### Exercise description:
Determine the number of lines in the data that include the word "avatar", and write only that number.

::::::

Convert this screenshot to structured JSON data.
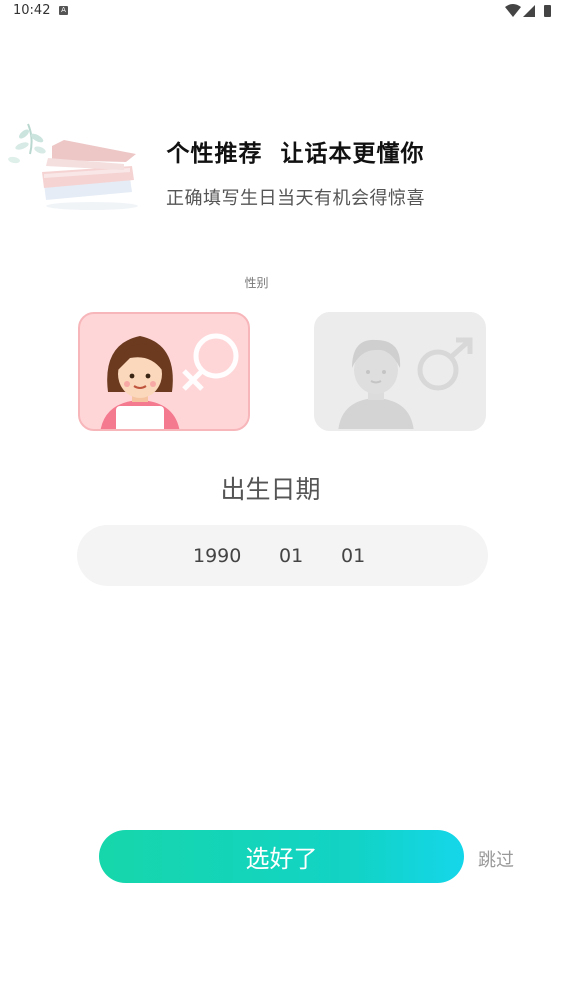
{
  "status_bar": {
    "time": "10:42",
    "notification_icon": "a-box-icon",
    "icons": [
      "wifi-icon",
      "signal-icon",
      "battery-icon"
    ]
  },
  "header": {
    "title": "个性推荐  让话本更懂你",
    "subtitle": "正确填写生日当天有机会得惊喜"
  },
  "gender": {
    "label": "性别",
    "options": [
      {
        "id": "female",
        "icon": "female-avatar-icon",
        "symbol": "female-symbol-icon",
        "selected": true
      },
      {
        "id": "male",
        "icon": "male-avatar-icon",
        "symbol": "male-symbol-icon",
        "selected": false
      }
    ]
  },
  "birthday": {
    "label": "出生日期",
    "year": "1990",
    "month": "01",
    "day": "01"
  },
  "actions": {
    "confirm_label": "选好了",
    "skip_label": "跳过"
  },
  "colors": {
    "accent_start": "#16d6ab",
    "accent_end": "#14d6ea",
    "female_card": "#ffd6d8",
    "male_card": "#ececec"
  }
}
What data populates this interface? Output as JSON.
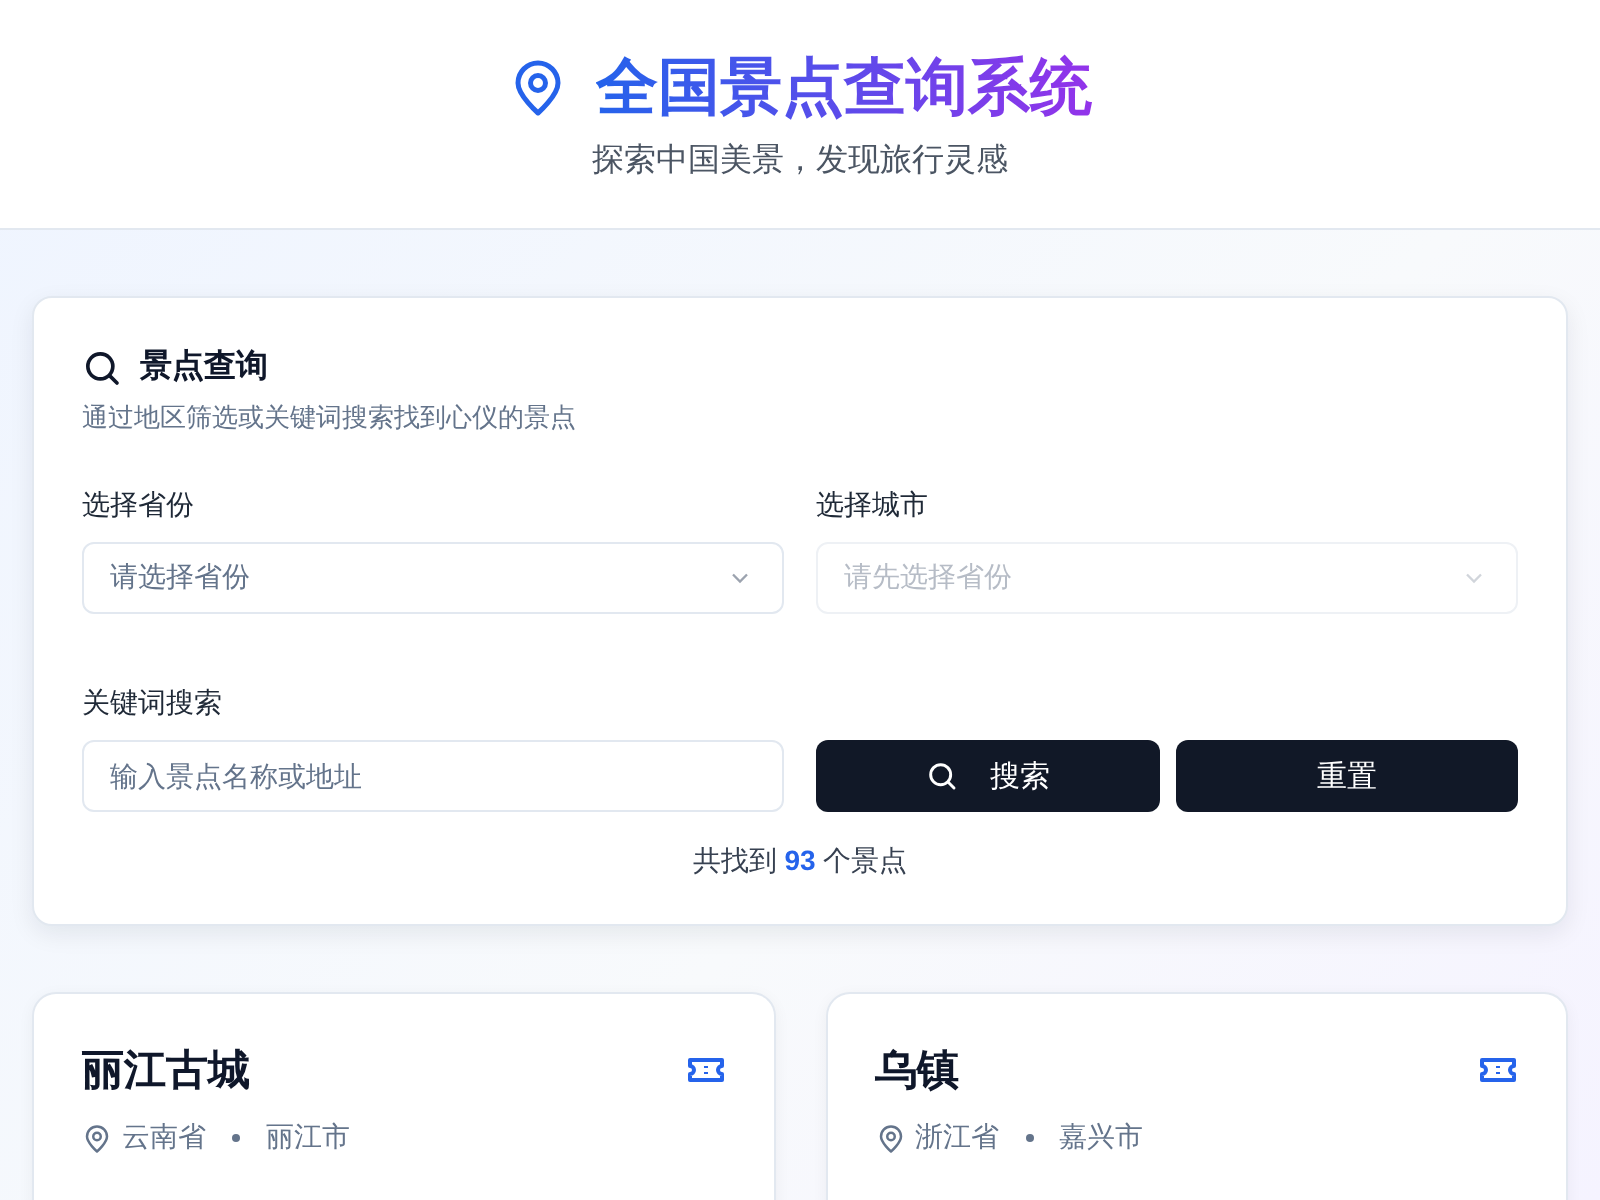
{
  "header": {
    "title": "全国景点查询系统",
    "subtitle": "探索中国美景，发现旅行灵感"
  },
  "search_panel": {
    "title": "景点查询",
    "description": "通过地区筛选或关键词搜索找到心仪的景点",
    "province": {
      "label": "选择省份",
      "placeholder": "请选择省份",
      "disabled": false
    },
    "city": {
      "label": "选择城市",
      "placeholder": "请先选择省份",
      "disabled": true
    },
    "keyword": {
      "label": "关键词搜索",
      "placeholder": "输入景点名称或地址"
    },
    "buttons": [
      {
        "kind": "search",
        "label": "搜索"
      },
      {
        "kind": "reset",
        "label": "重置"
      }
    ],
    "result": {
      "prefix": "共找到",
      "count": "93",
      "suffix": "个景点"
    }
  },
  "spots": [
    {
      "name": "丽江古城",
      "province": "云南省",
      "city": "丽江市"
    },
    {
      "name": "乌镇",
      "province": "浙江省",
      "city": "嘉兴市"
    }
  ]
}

::::::

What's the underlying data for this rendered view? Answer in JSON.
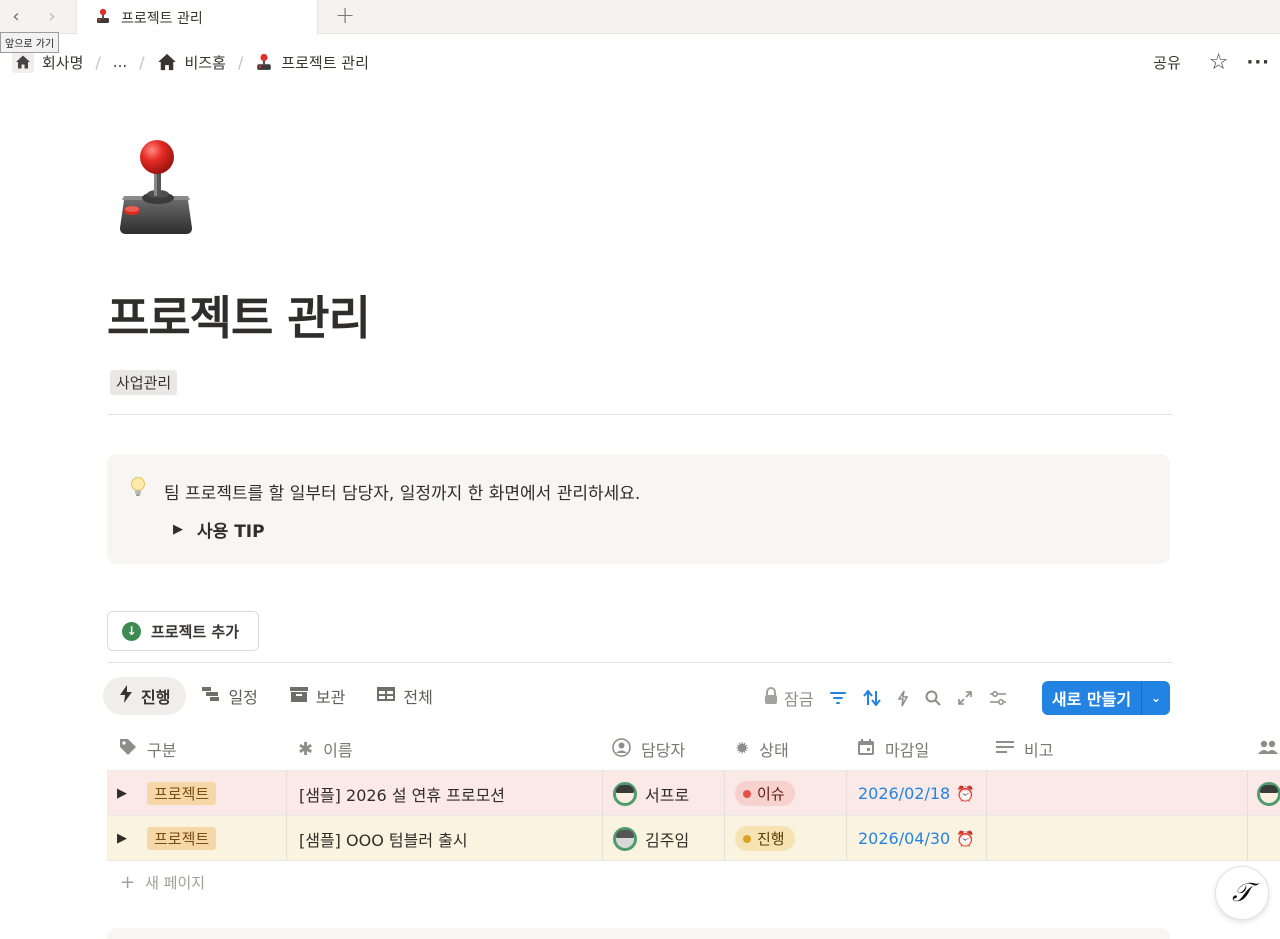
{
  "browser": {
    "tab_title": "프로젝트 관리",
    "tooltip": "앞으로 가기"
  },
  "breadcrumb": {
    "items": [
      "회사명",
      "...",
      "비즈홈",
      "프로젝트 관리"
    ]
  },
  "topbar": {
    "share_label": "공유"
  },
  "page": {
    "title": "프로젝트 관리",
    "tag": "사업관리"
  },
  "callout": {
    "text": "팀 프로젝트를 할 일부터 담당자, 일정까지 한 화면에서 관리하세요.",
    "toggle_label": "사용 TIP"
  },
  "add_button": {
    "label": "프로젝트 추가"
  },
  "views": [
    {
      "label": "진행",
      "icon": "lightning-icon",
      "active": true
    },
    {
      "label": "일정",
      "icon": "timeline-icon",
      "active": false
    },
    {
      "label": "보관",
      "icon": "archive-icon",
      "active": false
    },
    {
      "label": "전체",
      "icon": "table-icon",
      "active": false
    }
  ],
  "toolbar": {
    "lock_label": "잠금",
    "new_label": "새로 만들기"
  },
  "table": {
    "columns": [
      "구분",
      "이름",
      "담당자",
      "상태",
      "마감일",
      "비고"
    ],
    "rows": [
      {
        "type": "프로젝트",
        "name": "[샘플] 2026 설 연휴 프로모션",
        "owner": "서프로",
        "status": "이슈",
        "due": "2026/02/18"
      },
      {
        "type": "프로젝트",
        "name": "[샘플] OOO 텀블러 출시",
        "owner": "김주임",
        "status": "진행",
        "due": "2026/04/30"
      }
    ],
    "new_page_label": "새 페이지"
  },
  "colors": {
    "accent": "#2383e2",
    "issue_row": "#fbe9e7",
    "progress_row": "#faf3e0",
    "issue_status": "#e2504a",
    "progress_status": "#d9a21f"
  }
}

::::::

### Finished exercise:
2